*RECORDS FOR THE TASK:*
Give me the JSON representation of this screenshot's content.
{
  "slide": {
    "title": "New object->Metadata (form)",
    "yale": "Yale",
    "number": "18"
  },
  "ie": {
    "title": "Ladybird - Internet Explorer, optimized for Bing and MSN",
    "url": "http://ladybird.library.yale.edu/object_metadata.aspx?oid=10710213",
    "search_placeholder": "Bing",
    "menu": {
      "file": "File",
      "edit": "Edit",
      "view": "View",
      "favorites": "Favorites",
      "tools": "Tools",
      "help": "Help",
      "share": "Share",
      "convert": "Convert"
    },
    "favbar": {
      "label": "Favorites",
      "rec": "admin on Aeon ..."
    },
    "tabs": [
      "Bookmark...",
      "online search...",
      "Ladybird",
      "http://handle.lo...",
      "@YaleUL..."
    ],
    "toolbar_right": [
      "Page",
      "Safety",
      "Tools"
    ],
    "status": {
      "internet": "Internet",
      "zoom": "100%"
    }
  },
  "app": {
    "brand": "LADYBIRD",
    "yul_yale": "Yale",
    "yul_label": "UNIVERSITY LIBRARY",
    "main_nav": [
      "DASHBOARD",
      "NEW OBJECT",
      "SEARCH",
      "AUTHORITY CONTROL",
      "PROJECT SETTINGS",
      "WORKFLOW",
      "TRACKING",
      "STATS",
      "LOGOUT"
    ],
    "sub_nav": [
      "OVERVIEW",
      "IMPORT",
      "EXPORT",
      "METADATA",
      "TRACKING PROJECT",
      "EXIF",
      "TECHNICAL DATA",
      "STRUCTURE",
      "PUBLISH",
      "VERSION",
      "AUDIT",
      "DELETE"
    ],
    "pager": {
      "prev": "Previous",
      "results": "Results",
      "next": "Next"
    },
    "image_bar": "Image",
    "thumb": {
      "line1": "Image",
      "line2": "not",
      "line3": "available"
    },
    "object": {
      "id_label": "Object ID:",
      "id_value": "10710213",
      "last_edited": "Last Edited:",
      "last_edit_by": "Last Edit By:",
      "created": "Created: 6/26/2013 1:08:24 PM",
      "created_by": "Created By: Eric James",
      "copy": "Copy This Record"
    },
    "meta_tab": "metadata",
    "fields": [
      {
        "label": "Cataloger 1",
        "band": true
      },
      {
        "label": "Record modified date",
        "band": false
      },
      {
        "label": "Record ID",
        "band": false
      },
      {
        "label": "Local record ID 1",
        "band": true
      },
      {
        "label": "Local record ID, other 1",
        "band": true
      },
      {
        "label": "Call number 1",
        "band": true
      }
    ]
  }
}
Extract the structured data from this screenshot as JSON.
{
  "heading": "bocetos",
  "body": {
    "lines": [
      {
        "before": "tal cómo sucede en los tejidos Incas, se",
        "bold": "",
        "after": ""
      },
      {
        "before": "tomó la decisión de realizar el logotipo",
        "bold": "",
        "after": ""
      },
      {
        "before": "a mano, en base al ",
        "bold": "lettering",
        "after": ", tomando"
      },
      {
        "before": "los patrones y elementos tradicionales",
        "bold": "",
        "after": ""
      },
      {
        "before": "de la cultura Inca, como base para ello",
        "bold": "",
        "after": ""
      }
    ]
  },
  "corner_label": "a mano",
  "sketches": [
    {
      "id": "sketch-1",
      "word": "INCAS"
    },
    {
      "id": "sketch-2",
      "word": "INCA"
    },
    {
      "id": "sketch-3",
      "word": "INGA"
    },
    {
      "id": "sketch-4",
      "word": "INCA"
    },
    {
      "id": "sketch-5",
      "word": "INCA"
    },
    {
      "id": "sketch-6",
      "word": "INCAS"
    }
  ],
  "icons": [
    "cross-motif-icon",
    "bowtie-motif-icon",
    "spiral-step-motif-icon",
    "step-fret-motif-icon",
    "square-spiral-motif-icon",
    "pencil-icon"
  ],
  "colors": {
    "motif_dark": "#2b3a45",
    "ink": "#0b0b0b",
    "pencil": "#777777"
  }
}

*EXERCISE:*
Every entry needs to be retyped exactly.

*RESPONSE TO THIS TASK:*
Give me the JSON representation of this screenshot's content.
{
  "slide": {
    "title": "New object->Metadata (form)",
    "yale": "Yale",
    "number": "18"
  },
  "ie": {
    "title": "Ladybird - Internet Explorer, optimized for Bing and MSN",
    "url": "http://ladybird.library.yale.edu/object_metadata.aspx?oid=10710213",
    "search_placeholder": "Bing",
    "menu": {
      "file": "File",
      "edit": "Edit",
      "view": "View",
      "favorites": "Favorites",
      "tools": "Tools",
      "help": "Help",
      "share": "Share",
      "convert": "Convert"
    },
    "favbar": {
      "label": "Favorites",
      "rec": "admin on Aeon ..."
    },
    "tabs": [
      "Bookmark...",
      "online search...",
      "Ladybird",
      "http://handle.lo...",
      "@YaleUL..."
    ],
    "toolbar_right": [
      "Page",
      "Safety",
      "Tools"
    ],
    "status": {
      "internet": "Internet",
      "zoom": "100%"
    }
  },
  "app": {
    "brand": "LADYBIRD",
    "yul_yale": "Yale",
    "yul_label": "UNIVERSITY LIBRARY",
    "main_nav": [
      "DASHBOARD",
      "NEW OBJECT",
      "SEARCH",
      "AUTHORITY CONTROL",
      "PROJECT SETTINGS",
      "WORKFLOW",
      "TRACKING",
      "STATS",
      "LOGOUT"
    ],
    "sub_nav": [
      "OVERVIEW",
      "IMPORT",
      "EXPORT",
      "METADATA",
      "TRACKING PROJECT",
      "EXIF",
      "TECHNICAL DATA",
      "STRUCTURE",
      "PUBLISH",
      "VERSION",
      "AUDIT",
      "DELETE"
    ],
    "pager": {
      "prev": "Previous",
      "results": "Results",
      "next": "Next"
    },
    "image_bar": "Image",
    "thumb": {
      "line1": "Image",
      "line2": "not",
      "line3": "available"
    },
    "object": {
      "id_label": "Object ID:",
      "id_value": "10710213",
      "last_edited": "Last Edited:",
      "last_edit_by": "Last Edit By:",
      "created": "Created: 6/26/2013 1:08:24 PM",
      "created_by": "Created By: Eric James",
      "copy": "Copy This Record"
    },
    "meta_tab": "metadata",
    "fields": [
      {
        "label": "Cataloger 1",
        "band": true
      },
      {
        "label": "Record modified date",
        "band": false
      },
      {
        "label": "Record ID",
        "band": false
      },
      {
        "label": "Local record ID 1",
        "band": true
      },
      {
        "label": "Local record ID, other 1",
        "band": true
      },
      {
        "label": "Call number 1",
        "band": true
      }
    ]
  }
}
Extract the structured data from this screenshot as JSON.
{
  "heading": "bocetos",
  "body": {
    "lines": [
      {
        "before": "tal cómo sucede en los tejidos Incas, se",
        "bold": "",
        "after": ""
      },
      {
        "before": "tomó la decisión de realizar el logotipo",
        "bold": "",
        "after": ""
      },
      {
        "before": "a mano, en base al ",
        "bold": "lettering",
        "after": ", tomando"
      },
      {
        "before": "los patrones y elementos tradicionales",
        "bold": "",
        "after": ""
      },
      {
        "before": "de la cultura Inca, como base para ello",
        "bold": "",
        "after": ""
      }
    ]
  },
  "corner_label": "a mano",
  "sketches": [
    {
      "id": "sketch-1",
      "word": "INCAS"
    },
    {
      "id": "sketch-2",
      "word": "INCA"
    },
    {
      "id": "sketch-3",
      "word": "INGA"
    },
    {
      "id": "sketch-4",
      "word": "INCA"
    },
    {
      "id": "sketch-5",
      "word": "INCA"
    },
    {
      "id": "sketch-6",
      "word": "INCAS"
    }
  ],
  "icons": [
    "cross-motif-icon",
    "bowtie-motif-icon",
    "spiral-step-motif-icon",
    "step-fret-motif-icon",
    "square-spiral-motif-icon",
    "pencil-icon"
  ],
  "colors": {
    "motif_dark": "#2b3a45",
    "ink": "#0b0b0b",
    "pencil": "#777777"
  }
}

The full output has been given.